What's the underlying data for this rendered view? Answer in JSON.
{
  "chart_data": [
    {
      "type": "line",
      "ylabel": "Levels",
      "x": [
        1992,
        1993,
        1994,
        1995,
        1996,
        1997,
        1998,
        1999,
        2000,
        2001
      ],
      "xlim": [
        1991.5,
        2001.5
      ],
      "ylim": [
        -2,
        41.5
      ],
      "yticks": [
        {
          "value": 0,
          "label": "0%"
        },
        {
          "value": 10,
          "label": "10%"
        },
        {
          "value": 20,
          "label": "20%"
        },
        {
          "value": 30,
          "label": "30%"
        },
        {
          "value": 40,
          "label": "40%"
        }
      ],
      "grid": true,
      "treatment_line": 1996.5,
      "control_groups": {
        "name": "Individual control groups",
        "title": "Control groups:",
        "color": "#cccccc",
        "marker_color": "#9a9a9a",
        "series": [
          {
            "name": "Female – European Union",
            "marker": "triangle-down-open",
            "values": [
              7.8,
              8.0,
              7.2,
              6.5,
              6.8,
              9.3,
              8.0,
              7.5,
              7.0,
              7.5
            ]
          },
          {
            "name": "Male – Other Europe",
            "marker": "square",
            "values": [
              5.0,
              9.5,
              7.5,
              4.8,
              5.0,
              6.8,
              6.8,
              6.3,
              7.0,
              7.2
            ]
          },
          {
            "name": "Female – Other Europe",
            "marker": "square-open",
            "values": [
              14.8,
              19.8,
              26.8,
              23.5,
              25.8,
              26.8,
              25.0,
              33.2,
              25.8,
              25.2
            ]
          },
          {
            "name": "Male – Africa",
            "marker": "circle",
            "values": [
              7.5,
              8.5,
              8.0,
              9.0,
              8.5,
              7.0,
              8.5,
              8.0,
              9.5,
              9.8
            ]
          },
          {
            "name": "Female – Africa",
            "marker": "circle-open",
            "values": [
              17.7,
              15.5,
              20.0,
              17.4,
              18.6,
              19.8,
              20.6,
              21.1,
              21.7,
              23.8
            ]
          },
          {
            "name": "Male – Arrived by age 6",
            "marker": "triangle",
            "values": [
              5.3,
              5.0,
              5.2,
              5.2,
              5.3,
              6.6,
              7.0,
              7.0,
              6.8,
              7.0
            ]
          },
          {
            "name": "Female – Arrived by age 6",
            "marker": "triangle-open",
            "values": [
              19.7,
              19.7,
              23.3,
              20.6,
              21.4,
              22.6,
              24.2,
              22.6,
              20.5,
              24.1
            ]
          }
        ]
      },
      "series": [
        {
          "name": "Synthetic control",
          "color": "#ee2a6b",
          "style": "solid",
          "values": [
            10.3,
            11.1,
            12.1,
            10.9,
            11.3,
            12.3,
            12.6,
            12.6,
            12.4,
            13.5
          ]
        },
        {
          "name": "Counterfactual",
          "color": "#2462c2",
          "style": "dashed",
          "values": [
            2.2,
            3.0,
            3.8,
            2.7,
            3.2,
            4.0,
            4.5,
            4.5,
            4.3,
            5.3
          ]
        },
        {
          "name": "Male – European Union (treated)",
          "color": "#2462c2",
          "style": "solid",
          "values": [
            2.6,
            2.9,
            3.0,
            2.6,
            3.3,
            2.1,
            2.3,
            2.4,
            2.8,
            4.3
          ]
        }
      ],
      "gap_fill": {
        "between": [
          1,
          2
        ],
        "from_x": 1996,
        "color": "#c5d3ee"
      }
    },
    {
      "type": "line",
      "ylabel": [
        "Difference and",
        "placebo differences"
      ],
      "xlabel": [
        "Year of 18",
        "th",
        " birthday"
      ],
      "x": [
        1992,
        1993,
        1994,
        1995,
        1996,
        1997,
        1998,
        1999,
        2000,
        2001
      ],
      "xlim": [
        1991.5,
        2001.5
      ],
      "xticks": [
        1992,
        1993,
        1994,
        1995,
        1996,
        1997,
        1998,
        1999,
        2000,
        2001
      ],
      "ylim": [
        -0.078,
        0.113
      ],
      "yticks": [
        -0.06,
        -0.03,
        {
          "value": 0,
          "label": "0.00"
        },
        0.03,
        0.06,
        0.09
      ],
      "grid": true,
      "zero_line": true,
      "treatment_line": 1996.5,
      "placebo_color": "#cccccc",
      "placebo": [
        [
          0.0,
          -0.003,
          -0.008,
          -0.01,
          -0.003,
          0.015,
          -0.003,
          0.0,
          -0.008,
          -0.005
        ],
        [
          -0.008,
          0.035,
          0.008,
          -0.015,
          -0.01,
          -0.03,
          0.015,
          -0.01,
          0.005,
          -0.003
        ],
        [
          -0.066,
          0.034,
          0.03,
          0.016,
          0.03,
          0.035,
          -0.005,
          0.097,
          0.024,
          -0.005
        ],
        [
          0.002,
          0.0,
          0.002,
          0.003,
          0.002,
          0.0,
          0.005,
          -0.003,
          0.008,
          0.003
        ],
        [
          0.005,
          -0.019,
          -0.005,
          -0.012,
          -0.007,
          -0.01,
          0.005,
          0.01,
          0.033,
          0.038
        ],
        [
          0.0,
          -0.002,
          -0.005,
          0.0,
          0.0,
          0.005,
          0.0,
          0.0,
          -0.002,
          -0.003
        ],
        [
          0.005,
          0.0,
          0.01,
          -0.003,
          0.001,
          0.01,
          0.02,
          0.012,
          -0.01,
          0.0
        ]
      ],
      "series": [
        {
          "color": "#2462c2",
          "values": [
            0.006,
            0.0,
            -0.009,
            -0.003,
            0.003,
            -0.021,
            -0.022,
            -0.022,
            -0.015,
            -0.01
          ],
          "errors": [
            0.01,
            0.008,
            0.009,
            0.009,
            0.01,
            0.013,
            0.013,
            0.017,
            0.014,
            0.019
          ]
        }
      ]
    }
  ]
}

-.-.-

### Exercise description:
Retype the material in full, character for character.

### Reply to the task:
What's the underlying data for this rendered view? Answer in JSON.
{
  "chart_data": [
    {
      "type": "line",
      "ylabel": "Levels",
      "x": [
        1992,
        1993,
        1994,
        1995,
        1996,
        1997,
        1998,
        1999,
        2000,
        2001
      ],
      "xlim": [
        1991.5,
        2001.5
      ],
      "ylim": [
        -2,
        41.5
      ],
      "yticks": [
        {
          "value": 0,
          "label": "0%"
        },
        {
          "value": 10,
          "label": "10%"
        },
        {
          "value": 20,
          "label": "20%"
        },
        {
          "value": 30,
          "label": "30%"
        },
        {
          "value": 40,
          "label": "40%"
        }
      ],
      "grid": true,
      "treatment_line": 1996.5,
      "control_groups": {
        "name": "Individual control groups",
        "title": "Control groups:",
        "color": "#cccccc",
        "marker_color": "#9a9a9a",
        "series": [
          {
            "name": "Female – European Union",
            "marker": "triangle-down-open",
            "values": [
              7.8,
              8.0,
              7.2,
              6.5,
              6.8,
              9.3,
              8.0,
              7.5,
              7.0,
              7.5
            ]
          },
          {
            "name": "Male – Other Europe",
            "marker": "square",
            "values": [
              5.0,
              9.5,
              7.5,
              4.8,
              5.0,
              6.8,
              6.8,
              6.3,
              7.0,
              7.2
            ]
          },
          {
            "name": "Female – Other Europe",
            "marker": "square-open",
            "values": [
              14.8,
              19.8,
              26.8,
              23.5,
              25.8,
              26.8,
              25.0,
              33.2,
              25.8,
              25.2
            ]
          },
          {
            "name": "Male – Africa",
            "marker": "circle",
            "values": [
              7.5,
              8.5,
              8.0,
              9.0,
              8.5,
              7.0,
              8.5,
              8.0,
              9.5,
              9.8
            ]
          },
          {
            "name": "Female – Africa",
            "marker": "circle-open",
            "values": [
              17.7,
              15.5,
              20.0,
              17.4,
              18.6,
              19.8,
              20.6,
              21.1,
              21.7,
              23.8
            ]
          },
          {
            "name": "Male – Arrived by age 6",
            "marker": "triangle",
            "values": [
              5.3,
              5.0,
              5.2,
              5.2,
              5.3,
              6.6,
              7.0,
              7.0,
              6.8,
              7.0
            ]
          },
          {
            "name": "Female – Arrived by age 6",
            "marker": "triangle-open",
            "values": [
              19.7,
              19.7,
              23.3,
              20.6,
              21.4,
              22.6,
              24.2,
              22.6,
              20.5,
              24.1
            ]
          }
        ]
      },
      "series": [
        {
          "name": "Synthetic control",
          "color": "#ee2a6b",
          "style": "solid",
          "values": [
            10.3,
            11.1,
            12.1,
            10.9,
            11.3,
            12.3,
            12.6,
            12.6,
            12.4,
            13.5
          ]
        },
        {
          "name": "Counterfactual",
          "color": "#2462c2",
          "style": "dashed",
          "values": [
            2.2,
            3.0,
            3.8,
            2.7,
            3.2,
            4.0,
            4.5,
            4.5,
            4.3,
            5.3
          ]
        },
        {
          "name": "Male – European Union (treated)",
          "color": "#2462c2",
          "style": "solid",
          "values": [
            2.6,
            2.9,
            3.0,
            2.6,
            3.3,
            2.1,
            2.3,
            2.4,
            2.8,
            4.3
          ]
        }
      ],
      "gap_fill": {
        "between": [
          1,
          2
        ],
        "from_x": 1996,
        "color": "#c5d3ee"
      }
    },
    {
      "type": "line",
      "ylabel": [
        "Difference and",
        "placebo differences"
      ],
      "xlabel": [
        "Year of 18",
        "th",
        " birthday"
      ],
      "x": [
        1992,
        1993,
        1994,
        1995,
        1996,
        1997,
        1998,
        1999,
        2000,
        2001
      ],
      "xlim": [
        1991.5,
        2001.5
      ],
      "xticks": [
        1992,
        1993,
        1994,
        1995,
        1996,
        1997,
        1998,
        1999,
        2000,
        2001
      ],
      "ylim": [
        -0.078,
        0.113
      ],
      "yticks": [
        -0.06,
        -0.03,
        {
          "value": 0,
          "label": "0.00"
        },
        0.03,
        0.06,
        0.09
      ],
      "grid": true,
      "zero_line": true,
      "treatment_line": 1996.5,
      "placebo_color": "#cccccc",
      "placebo": [
        [
          0.0,
          -0.003,
          -0.008,
          -0.01,
          -0.003,
          0.015,
          -0.003,
          0.0,
          -0.008,
          -0.005
        ],
        [
          -0.008,
          0.035,
          0.008,
          -0.015,
          -0.01,
          -0.03,
          0.015,
          -0.01,
          0.005,
          -0.003
        ],
        [
          -0.066,
          0.034,
          0.03,
          0.016,
          0.03,
          0.035,
          -0.005,
          0.097,
          0.024,
          -0.005
        ],
        [
          0.002,
          0.0,
          0.002,
          0.003,
          0.002,
          0.0,
          0.005,
          -0.003,
          0.008,
          0.003
        ],
        [
          0.005,
          -0.019,
          -0.005,
          -0.012,
          -0.007,
          -0.01,
          0.005,
          0.01,
          0.033,
          0.038
        ],
        [
          0.0,
          -0.002,
          -0.005,
          0.0,
          0.0,
          0.005,
          0.0,
          0.0,
          -0.002,
          -0.003
        ],
        [
          0.005,
          0.0,
          0.01,
          -0.003,
          0.001,
          0.01,
          0.02,
          0.012,
          -0.01,
          0.0
        ]
      ],
      "series": [
        {
          "color": "#2462c2",
          "values": [
            0.006,
            0.0,
            -0.009,
            -0.003,
            0.003,
            -0.021,
            -0.022,
            -0.022,
            -0.015,
            -0.01
          ],
          "errors": [
            0.01,
            0.008,
            0.009,
            0.009,
            0.01,
            0.013,
            0.013,
            0.017,
            0.014,
            0.019
          ]
        }
      ]
    }
  ]
}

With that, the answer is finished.